RECORDS FOR THE EXERCISE START
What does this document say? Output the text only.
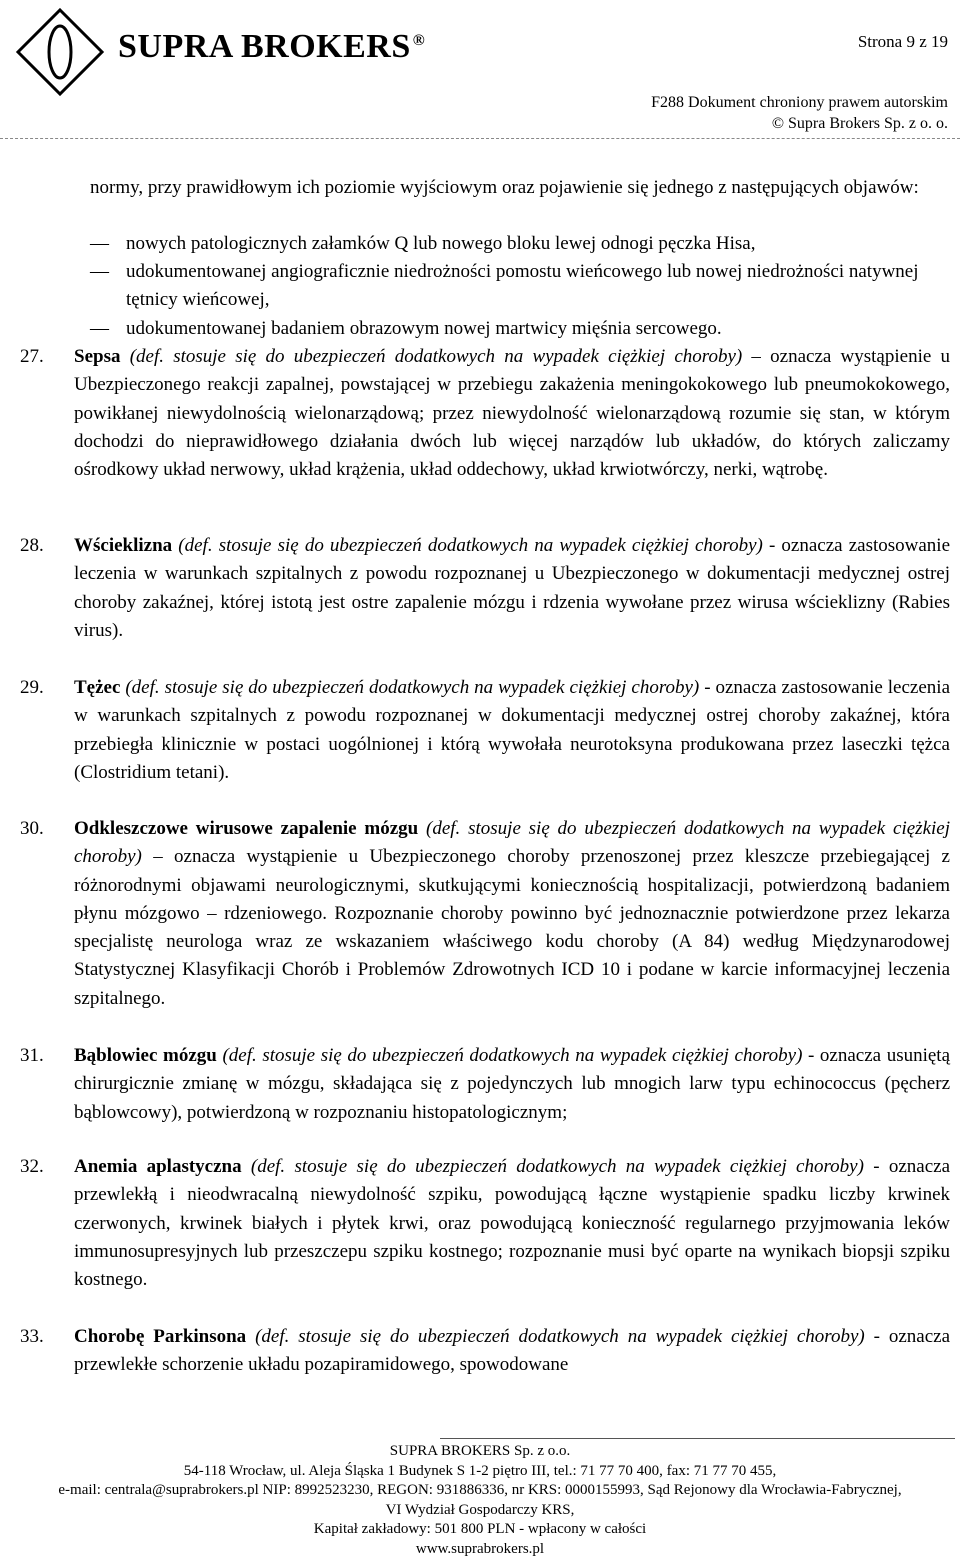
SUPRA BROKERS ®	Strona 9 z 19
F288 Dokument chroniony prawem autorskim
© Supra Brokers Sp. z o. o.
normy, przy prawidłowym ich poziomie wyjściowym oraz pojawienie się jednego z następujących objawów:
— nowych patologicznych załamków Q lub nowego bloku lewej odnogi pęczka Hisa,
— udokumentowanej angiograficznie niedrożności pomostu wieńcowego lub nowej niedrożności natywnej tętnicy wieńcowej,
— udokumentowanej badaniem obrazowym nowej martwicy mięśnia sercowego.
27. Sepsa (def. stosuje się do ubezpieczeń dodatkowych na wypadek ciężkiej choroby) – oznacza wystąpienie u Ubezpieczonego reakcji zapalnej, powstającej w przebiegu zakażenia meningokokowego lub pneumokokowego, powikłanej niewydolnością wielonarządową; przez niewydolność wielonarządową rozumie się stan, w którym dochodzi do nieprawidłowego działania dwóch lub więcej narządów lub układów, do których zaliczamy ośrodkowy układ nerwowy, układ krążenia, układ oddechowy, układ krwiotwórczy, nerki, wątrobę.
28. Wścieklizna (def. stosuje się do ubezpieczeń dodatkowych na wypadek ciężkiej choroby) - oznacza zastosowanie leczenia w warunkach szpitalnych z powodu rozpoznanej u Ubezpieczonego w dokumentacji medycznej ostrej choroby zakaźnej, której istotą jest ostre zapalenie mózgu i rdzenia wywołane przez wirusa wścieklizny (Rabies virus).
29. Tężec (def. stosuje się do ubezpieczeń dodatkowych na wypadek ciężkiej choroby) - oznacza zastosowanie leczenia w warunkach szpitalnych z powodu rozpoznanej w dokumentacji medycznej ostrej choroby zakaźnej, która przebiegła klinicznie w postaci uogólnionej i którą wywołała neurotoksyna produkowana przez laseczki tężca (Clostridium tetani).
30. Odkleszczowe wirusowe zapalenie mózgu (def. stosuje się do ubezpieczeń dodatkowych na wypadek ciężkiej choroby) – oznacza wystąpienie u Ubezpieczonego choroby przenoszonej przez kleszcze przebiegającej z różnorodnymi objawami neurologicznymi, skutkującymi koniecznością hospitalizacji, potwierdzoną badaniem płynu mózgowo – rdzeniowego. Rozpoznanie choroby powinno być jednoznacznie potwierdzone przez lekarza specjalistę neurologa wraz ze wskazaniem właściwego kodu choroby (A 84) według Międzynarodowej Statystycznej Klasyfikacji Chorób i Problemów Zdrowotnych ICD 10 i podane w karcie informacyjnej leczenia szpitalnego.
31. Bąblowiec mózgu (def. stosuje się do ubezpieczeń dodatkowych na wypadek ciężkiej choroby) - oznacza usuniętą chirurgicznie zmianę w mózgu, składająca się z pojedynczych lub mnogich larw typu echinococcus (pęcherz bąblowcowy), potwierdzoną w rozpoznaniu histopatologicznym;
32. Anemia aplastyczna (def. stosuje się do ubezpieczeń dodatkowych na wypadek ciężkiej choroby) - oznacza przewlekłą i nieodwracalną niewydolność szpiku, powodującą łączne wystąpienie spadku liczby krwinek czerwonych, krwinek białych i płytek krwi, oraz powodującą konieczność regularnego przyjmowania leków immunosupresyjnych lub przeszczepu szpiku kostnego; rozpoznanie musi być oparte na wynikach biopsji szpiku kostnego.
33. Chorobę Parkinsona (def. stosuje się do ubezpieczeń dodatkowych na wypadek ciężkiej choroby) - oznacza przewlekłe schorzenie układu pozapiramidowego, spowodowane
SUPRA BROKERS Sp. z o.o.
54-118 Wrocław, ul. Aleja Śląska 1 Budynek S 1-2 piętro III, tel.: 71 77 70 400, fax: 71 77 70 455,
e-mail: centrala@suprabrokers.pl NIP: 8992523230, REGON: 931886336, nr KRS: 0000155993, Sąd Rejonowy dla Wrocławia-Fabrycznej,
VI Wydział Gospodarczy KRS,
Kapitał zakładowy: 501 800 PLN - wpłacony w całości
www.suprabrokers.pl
RECORDS FOR THE EXERCISE END
- [EXERCISE PROMPT]:
Retype the records above exactly, pictures omitted.

- [REPLY TO THE EXERCISE]:
What does this document say? Output the text only.
SUPRA BROKERS ®	Strona 9 z 19
F288 Dokument chroniony prawem autorskim
© Supra Brokers Sp. z o. o.
normy, przy prawidłowym ich poziomie wyjściowym oraz pojawienie się jednego z następujących objawów:
— nowych patologicznych załamków Q lub nowego bloku lewej odnogi pęczka Hisa,
— udokumentowanej angiograficznie niedrożności pomostu wieńcowego lub nowej niedrożności natywnej tętnicy wieńcowej,
— udokumentowanej badaniem obrazowym nowej martwicy mięśnia sercowego.
27. Sepsa (def. stosuje się do ubezpieczeń dodatkowych na wypadek ciężkiej choroby) – oznacza wystąpienie u Ubezpieczonego reakcji zapalnej, powstającej w przebiegu zakażenia meningokokowego lub pneumokokowego, powikłanej niewydolnością wielonarządową; przez niewydolność wielonarządową rozumie się stan, w którym dochodzi do nieprawidłowego działania dwóch lub więcej narządów lub układów, do których zaliczamy ośrodkowy układ nerwowy, układ krążenia, układ oddechowy, układ krwiotwórczy, nerki, wątrobę.
28. Wścieklizna (def. stosuje się do ubezpieczeń dodatkowych na wypadek ciężkiej choroby) - oznacza zastosowanie leczenia w warunkach szpitalnych z powodu rozpoznanej u Ubezpieczonego w dokumentacji medycznej ostrej choroby zakaźnej, której istotą jest ostre zapalenie mózgu i rdzenia wywołane przez wirusa wścieklizny (Rabies virus).
29. Tężec (def. stosuje się do ubezpieczeń dodatkowych na wypadek ciężkiej choroby) - oznacza zastosowanie leczenia w warunkach szpitalnych z powodu rozpoznanej w dokumentacji medycznej ostrej choroby zakaźnej, która przebiegła klinicznie w postaci uogólnionej i którą wywołała neurotoksyna produkowana przez laseczki tężca (Clostridium tetani).
30. Odkleszczowe wirusowe zapalenie mózgu (def. stosuje się do ubezpieczeń dodatkowych na wypadek ciężkiej choroby) – oznacza wystąpienie u Ubezpieczonego choroby przenoszonej przez kleszcze przebiegającej z różnorodnymi objawami neurologicznymi, skutkującymi koniecznością hospitalizacji, potwierdzoną badaniem płynu mózgowo – rdzeniowego. Rozpoznanie choroby powinno być jednoznacznie potwierdzone przez lekarza specjalistę neurologa wraz ze wskazaniem właściwego kodu choroby (A 84) według Międzynarodowej Statystycznej Klasyfikacji Chorób i Problemów Zdrowotnych ICD 10 i podane w karcie informacyjnej leczenia szpitalnego.
31. Bąblowiec mózgu (def. stosuje się do ubezpieczeń dodatkowych na wypadek ciężkiej choroby) - oznacza usuniętą chirurgicznie zmianę w mózgu, składająca się z pojedynczych lub mnogich larw typu echinococcus (pęcherz bąblowcowy), potwierdzoną w rozpoznaniu histopatologicznym;
32. Anemia aplastyczna (def. stosuje się do ubezpieczeń dodatkowych na wypadek ciężkiej choroby) - oznacza przewlekłą i nieodwracalną niewydolność szpiku, powodującą łączne wystąpienie spadku liczby krwinek czerwonych, krwinek białych i płytek krwi, oraz powodującą konieczność regularnego przyjmowania leków immunosupresyjnych lub przeszczepu szpiku kostnego; rozpoznanie musi być oparte na wynikach biopsji szpiku kostnego.
33. Chorobę Parkinsona (def. stosuje się do ubezpieczeń dodatkowych na wypadek ciężkiej choroby) - oznacza przewlekłe schorzenie układu pozapiramidowego, spowodowane
SUPRA BROKERS Sp. z o.o.
54-118 Wrocław, ul. Aleja Śląska 1 Budynek S 1-2 piętro III, tel.: 71 77 70 400, fax: 71 77 70 455,
e-mail: centrala@suprabrokers.pl NIP: 8992523230, REGON: 931886336, nr KRS: 0000155993, Sąd Rejonowy dla Wrocławia-Fabrycznej,
VI Wydział Gospodarczy KRS,
Kapitał zakładowy: 501 800 PLN - wpłacony w całości
www.suprabrokers.pl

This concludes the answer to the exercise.